Copy all the entries below exactly, but not the pictures.

**Saved entries:**

▬▬▬▬▬▬▬▬▬▬

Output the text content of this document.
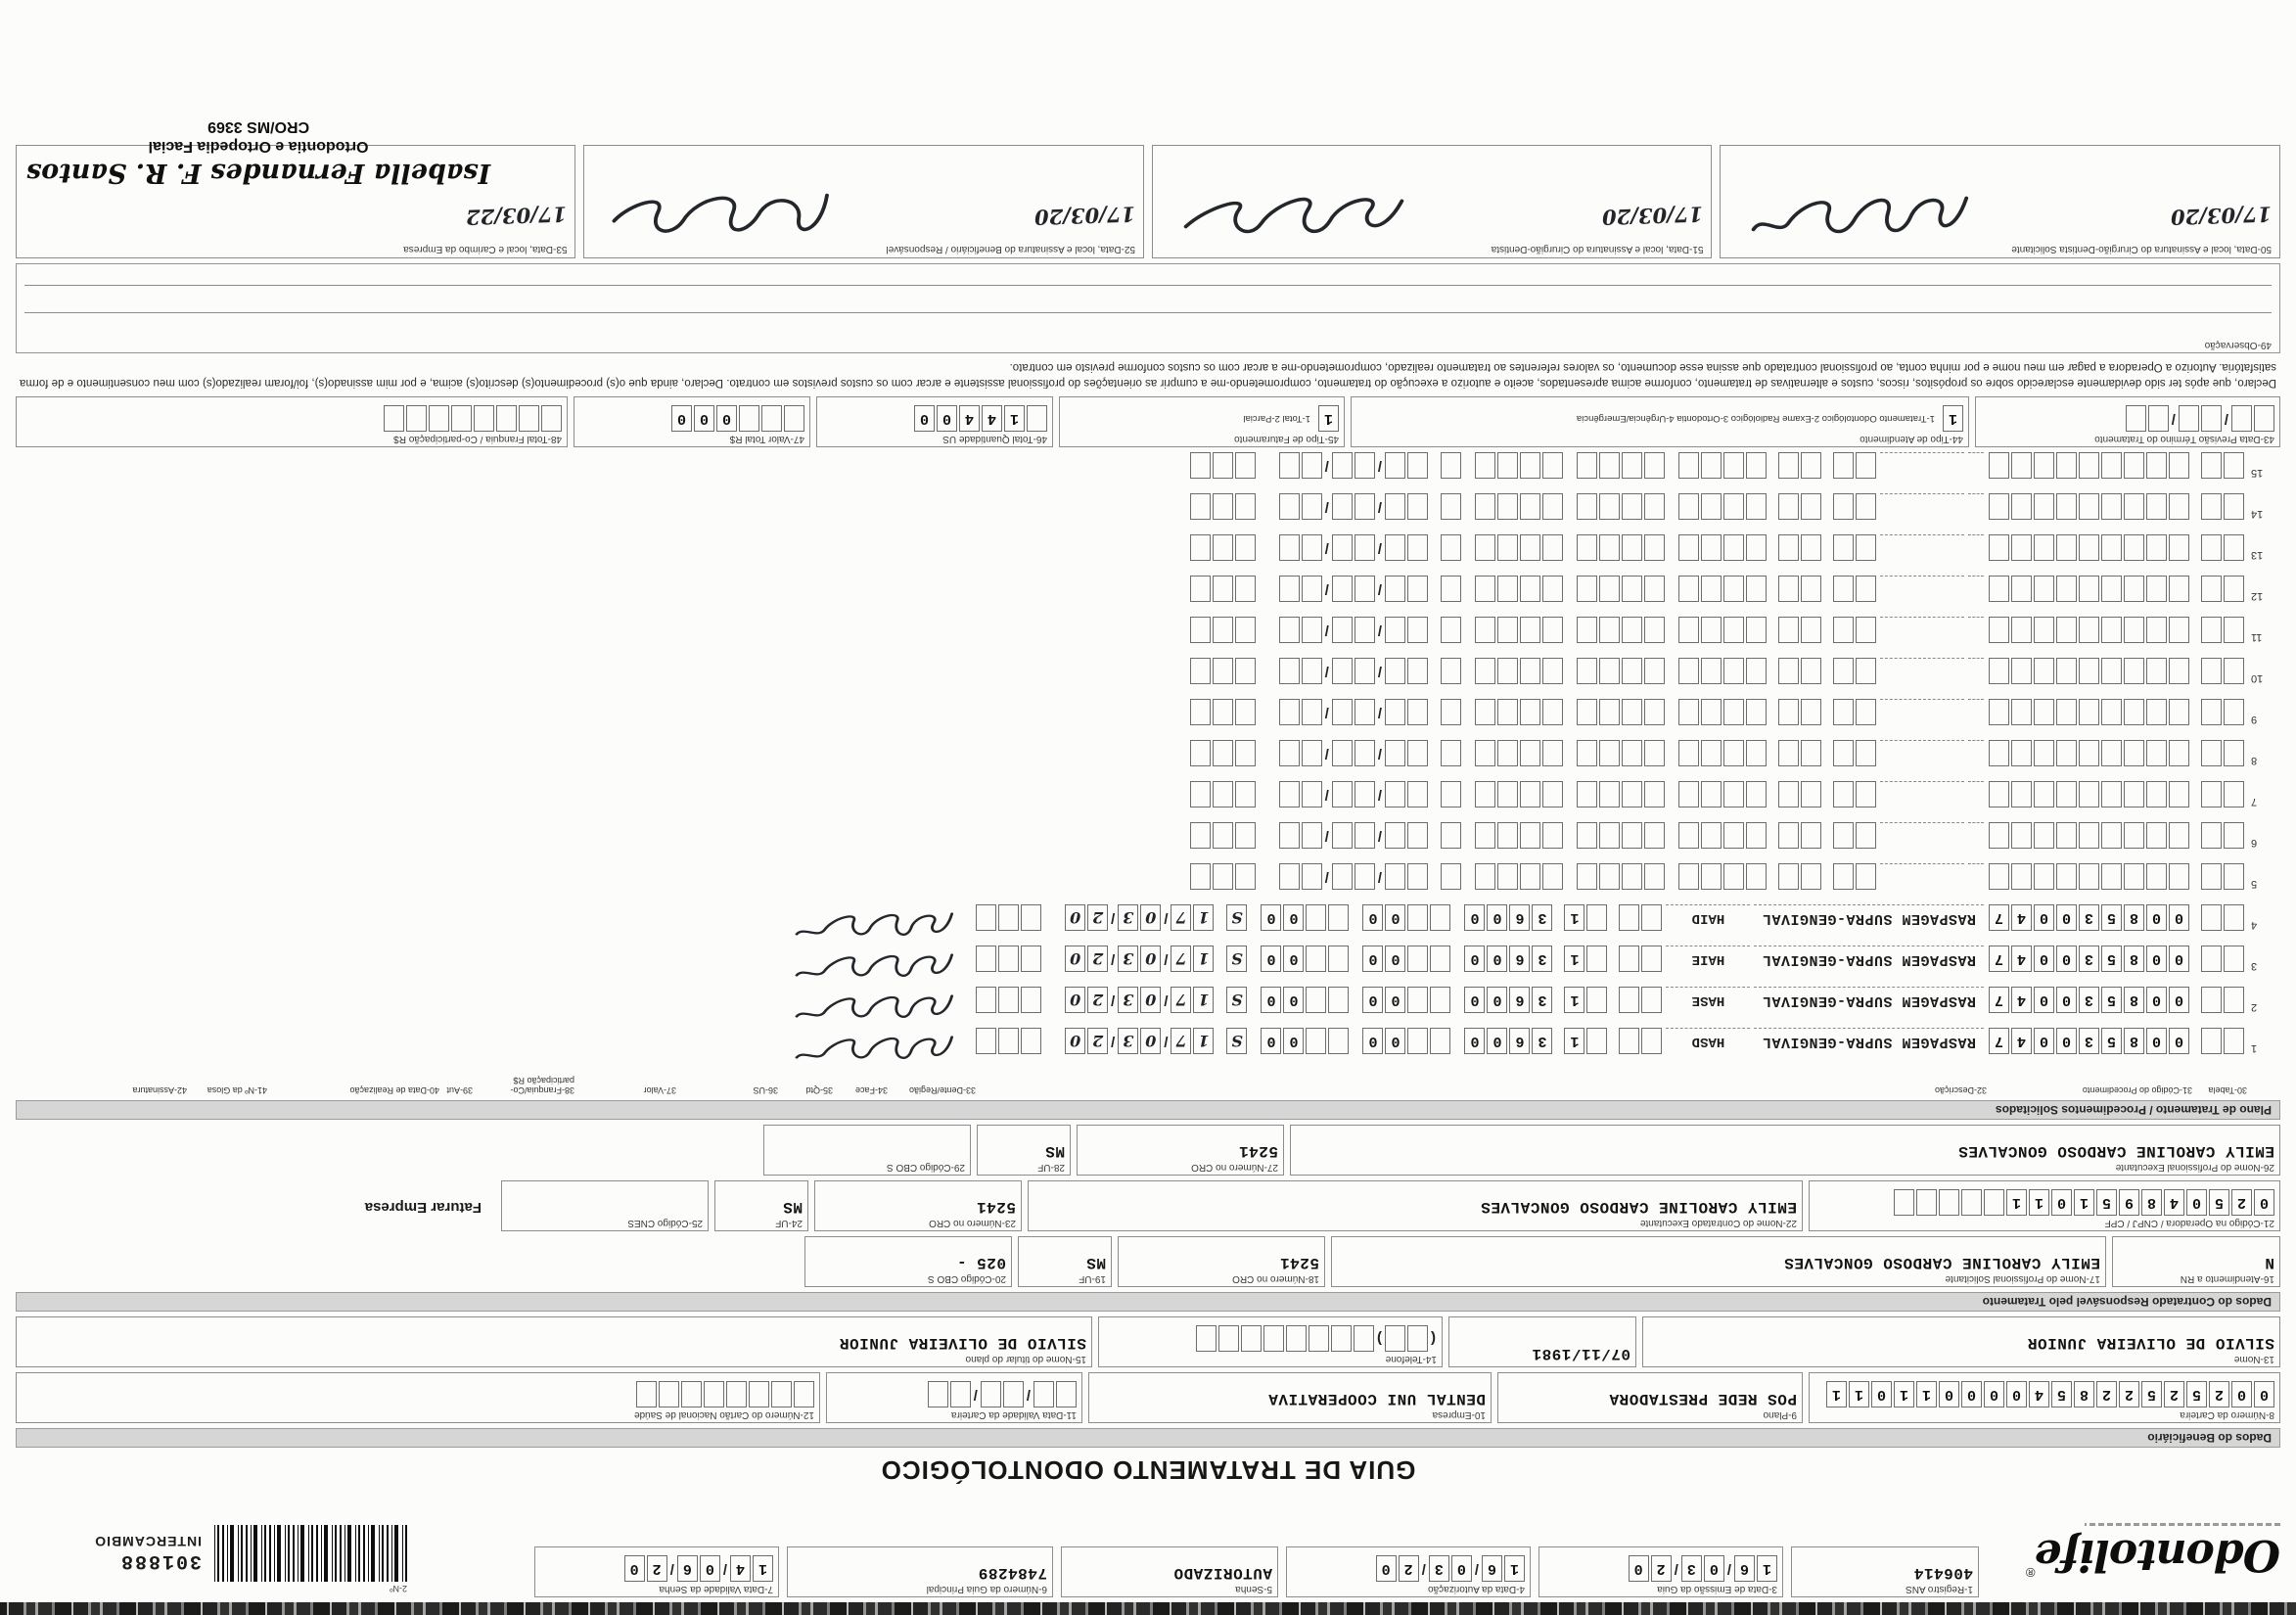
Odontolife®
1-Registro ANS
406414
3-Data de Emissão da Guia
1
6
/
0
3
/
2
0
4-Data da Autorização
1
6
/
0
3
/
2
0
5-Senha
AUTORIZADO
6-Número da Guia Principal
7484289
7-Data Validade da Senha
1
4
/
0
6
/
2
0
2-Nº
301888
INTERCAMBIO
GUIA DE TRATAMENTO ODONTOLÓGICO
Dados do Beneficiário
8-Número da Carteira
0
0
2
5
2
5
2
2
8
5
4
0
0
0
0
1
1
0
1
1
9-Plano
POS REDE PRESTADORA
10-Empresa
DENTAL UNI COOPERATIVA
11-Data Validade da Carteira
/
/
12-Número do Cartão Nacional de Saúde
13-Nome
SILVIO DE OLIVEIRA JUNIOR
07/11/1981
14-Telefone
(
)
15-Nome do titular do plano
SILVIO DE OLIVEIRA JUNIOR
Dados do Contratado Responsável pelo Tratamento
16-Atendimento a RN
N
17-Nome do Profissional Solicitante
EMILY CAROLINE CARDOSO GONCALVES
18-Número no CRO
5241
19-UF
MS
20-Código CBO S
025 -
21-Código na Operadora / CNPJ / CPF
0
2
5
0
4
8
9
5
1
0
1
1
22-Nome do Contratado Executante
EMILY CAROLINE CARDOSO GONCALVES
23-Número no CRO
5241
24-UF
MS
25-Código CNES
Faturar Empresa
26-Nome do Profissional Executante
EMILY CAROLINE CARDOSO GONCALVES
27-Número no CRO
5241
28-UF
MS
29-Código CBO S
Plano de Tratamento / Procedimentos Solicitados
30-Tabela
31-Código do Procedimento
32-Descrição
33-Dente/Região
34-Face
35-Qtd
36-US
37-Valor
38-Franquia/Co-participação R$
39-Aut
40-Data de Realização
41-Nº da Glosa
42-Assinatura
1
0
0
8
5
3
0
0
4
7
RASPAGEM SUPRA-GENGIVAL
HASD
1
3
6
0
0
0
0
0
0
S
1
7
/
0
3
/
2
0
2
0
0
8
5
3
0
0
4
7
RASPAGEM SUPRA-GENGIVAL
HASE
1
3
6
0
0
0
0
0
0
S
1
7
/
0
3
/
2
0
3
0
0
8
5
3
0
0
4
7
RASPAGEM SUPRA-GENGIVAL
HAIE
1
3
6
0
0
0
0
0
0
S
1
7
/
0
3
/
2
0
4
0
0
8
5
3
0
0
4
7
RASPAGEM SUPRA-GENGIVAL
HAID
1
3
6
0
0
0
0
0
0
S
1
7
/
0
3
/
2
0
5
/
/
6
/
/
7
/
/
8
/
/
9
/
/
10
/
/
11
/
/
12
/
/
13
/
/
14
/
/
15
/
/
43-Data Previsão Término do Tratamento
/
/
44-Tipo de Atendimento
1
1-Tratamento Odontológico 2-Exame Radiológico 3-Ortodontia 4-Urgência/Emergência
45-Tipo de Faturamento
1
1-Total 2-Parcial
46-Total Quantidade US
1
4
4
0
0
47-Valor Total R$
0
0
0
48-Total Franquia / Co-participação R$
Declaro, que após ter sido devidamente esclarecido sobre os propósitos, riscos, custos e alternativas de tratamento, conforme acima apresentados, aceito e autorizo a execução do tratamento, comprometendo-me a cumprir as orientações do profissional assistente e arcar com os custos previstos em contrato. Declaro, ainda que o(s) procedimento(s) descrito(s) acima, e por mim assinado(s), foi/foram realizado(s) com meu consentimento e de forma satisfatória. Autorizo a Operadora a pagar em meu nome e por minha conta, ao profissional contratado que assina esse documento, os valores referentes ao tratamento realizado, comprometendo-me a arcar com os custos conforme previsto em contrato.
49-Observação
50-Data, local e Assinatura do Cirurgião-Dentista Solicitante
17/03/20
51-Data, local e Assinatura do Cirurgião-Dentista
17/03/20
52-Data, local e Assinatura do Beneficiário / Responsável
17/03/20
53-Data, local e Carimbo da Empresa
17/03/22
Isabella Fernandes F. R. Santos
Ortodontia e Ortopedia Facial
CRO/MS 3369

▬▬▬▬▬▬▬▬▬▬

**TASK OUTPUT:**
Output the text content of this document.
Odontolife®
1-Registro ANS
406414
3-Data de Emissão da Guia
1
6
/
0
3
/
2
0
4-Data da Autorização
1
6
/
0
3
/
2
0
5-Senha
AUTORIZADO
6-Número da Guia Principal
7484289
7-Data Validade da Senha
1
4
/
0
6
/
2
0
2-Nº
301888
INTERCAMBIO
GUIA DE TRATAMENTO ODONTOLÓGICO
Dados do Beneficiário
8-Número da Carteira
0
0
2
5
2
5
2
2
8
5
4
0
0
0
0
1
1
0
1
1
9-Plano
POS REDE PRESTADORA
10-Empresa
DENTAL UNI COOPERATIVA
11-Data Validade da Carteira
/
/
12-Número do Cartão Nacional de Saúde
13-Nome
SILVIO DE OLIVEIRA JUNIOR
07/11/1981
14-Telefone
(
)
15-Nome do titular do plano
SILVIO DE OLIVEIRA JUNIOR
Dados do Contratado Responsável pelo Tratamento
16-Atendimento a RN
N
17-Nome do Profissional Solicitante
EMILY CAROLINE CARDOSO GONCALVES
18-Número no CRO
5241
19-UF
MS
20-Código CBO S
025 -
21-Código na Operadora / CNPJ / CPF
0
2
5
0
4
8
9
5
1
0
1
1
22-Nome do Contratado Executante
EMILY CAROLINE CARDOSO GONCALVES
23-Número no CRO
5241
24-UF
MS
25-Código CNES
Faturar Empresa
26-Nome do Profissional Executante
EMILY CAROLINE CARDOSO GONCALVES
27-Número no CRO
5241
28-UF
MS
29-Código CBO S
Plano de Tratamento / Procedimentos Solicitados
30-Tabela
31-Código do Procedimento
32-Descrição
33-Dente/Região
34-Face
35-Qtd
36-US
37-Valor
38-Franquia/Co-participação R$
39-Aut
40-Data de Realização
41-Nº da Glosa
42-Assinatura
1
0
0
8
5
3
0
0
4
7
RASPAGEM SUPRA-GENGIVAL
HASD
1
3
6
0
0
0
0
0
0
S
1
7
/
0
3
/
2
0
2
0
0
8
5
3
0
0
4
7
RASPAGEM SUPRA-GENGIVAL
HASE
1
3
6
0
0
0
0
0
0
S
1
7
/
0
3
/
2
0
3
0
0
8
5
3
0
0
4
7
RASPAGEM SUPRA-GENGIVAL
HAIE
1
3
6
0
0
0
0
0
0
S
1
7
/
0
3
/
2
0
4
0
0
8
5
3
0
0
4
7
RASPAGEM SUPRA-GENGIVAL
HAID
1
3
6
0
0
0
0
0
0
S
1
7
/
0
3
/
2
0
5
/
/
6
/
/
7
/
/
8
/
/
9
/
/
10
/
/
11
/
/
12
/
/
13
/
/
14
/
/
15
/
/
43-Data Previsão Término do Tratamento
/
/
44-Tipo de Atendimento
1
1-Tratamento Odontológico 2-Exame Radiológico 3-Ortodontia 4-Urgência/Emergência
45-Tipo de Faturamento
1
1-Total 2-Parcial
46-Total Quantidade US
1
4
4
0
0
47-Valor Total R$
0
0
0
48-Total Franquia / Co-participação R$
Declaro, que após ter sido devidamente esclarecido sobre os propósitos, riscos, custos e alternativas de tratamento, conforme acima apresentados, aceito e autorizo a execução do tratamento, comprometendo-me a cumprir as orientações do profissional assistente e arcar com os custos previstos em contrato. Declaro, ainda que o(s) procedimento(s) descrito(s) acima, e por mim assinado(s), foi/foram realizado(s) com meu consentimento e de forma satisfatória. Autorizo a Operadora a pagar em meu nome e por minha conta, ao profissional contratado que assina esse documento, os valores referentes ao tratamento realizado, comprometendo-me a arcar com os custos conforme previsto em contrato.
49-Observação
50-Data, local e Assinatura do Cirurgião-Dentista Solicitante
17/03/20
51-Data, local e Assinatura do Cirurgião-Dentista
17/03/20
52-Data, local e Assinatura do Beneficiário / Responsável
17/03/20
53-Data, local e Carimbo da Empresa
17/03/22
Isabella Fernandes F. R. Santos
Ortodontia e Ortopedia Facial
CRO/MS 3369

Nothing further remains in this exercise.